- REQUIREMENT -
"Qualitätssicherer" appears in how many lines of the entries? State only the number.

- PROVIDED DATA -
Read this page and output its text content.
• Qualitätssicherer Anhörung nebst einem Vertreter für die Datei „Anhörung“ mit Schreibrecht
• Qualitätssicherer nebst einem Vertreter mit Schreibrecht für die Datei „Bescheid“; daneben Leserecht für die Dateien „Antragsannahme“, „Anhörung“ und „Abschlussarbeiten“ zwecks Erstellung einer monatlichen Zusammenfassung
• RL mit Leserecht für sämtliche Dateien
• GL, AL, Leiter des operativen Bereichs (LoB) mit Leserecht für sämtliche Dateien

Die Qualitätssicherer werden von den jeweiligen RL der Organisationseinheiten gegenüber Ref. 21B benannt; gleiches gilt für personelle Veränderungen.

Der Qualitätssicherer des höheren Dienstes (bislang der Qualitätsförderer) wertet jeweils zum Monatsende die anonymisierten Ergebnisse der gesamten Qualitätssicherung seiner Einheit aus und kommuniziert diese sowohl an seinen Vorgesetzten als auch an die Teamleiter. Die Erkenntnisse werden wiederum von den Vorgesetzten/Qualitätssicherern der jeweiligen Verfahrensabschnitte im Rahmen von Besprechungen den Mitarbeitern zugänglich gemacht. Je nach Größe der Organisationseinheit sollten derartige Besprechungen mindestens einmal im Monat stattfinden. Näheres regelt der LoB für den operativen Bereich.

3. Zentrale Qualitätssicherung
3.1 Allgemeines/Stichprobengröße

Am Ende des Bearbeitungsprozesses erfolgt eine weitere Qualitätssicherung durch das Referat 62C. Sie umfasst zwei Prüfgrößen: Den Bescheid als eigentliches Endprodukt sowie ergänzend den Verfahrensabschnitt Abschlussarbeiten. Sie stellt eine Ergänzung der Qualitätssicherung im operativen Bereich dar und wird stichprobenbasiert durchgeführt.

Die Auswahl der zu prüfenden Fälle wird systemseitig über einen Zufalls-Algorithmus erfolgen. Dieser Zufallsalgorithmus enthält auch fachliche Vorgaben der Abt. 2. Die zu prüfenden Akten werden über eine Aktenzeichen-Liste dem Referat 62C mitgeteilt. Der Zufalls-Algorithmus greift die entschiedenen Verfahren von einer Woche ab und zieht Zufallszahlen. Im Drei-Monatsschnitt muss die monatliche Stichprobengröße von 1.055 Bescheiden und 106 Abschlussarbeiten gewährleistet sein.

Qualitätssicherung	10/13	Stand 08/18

- SOLUTION BELOW -
4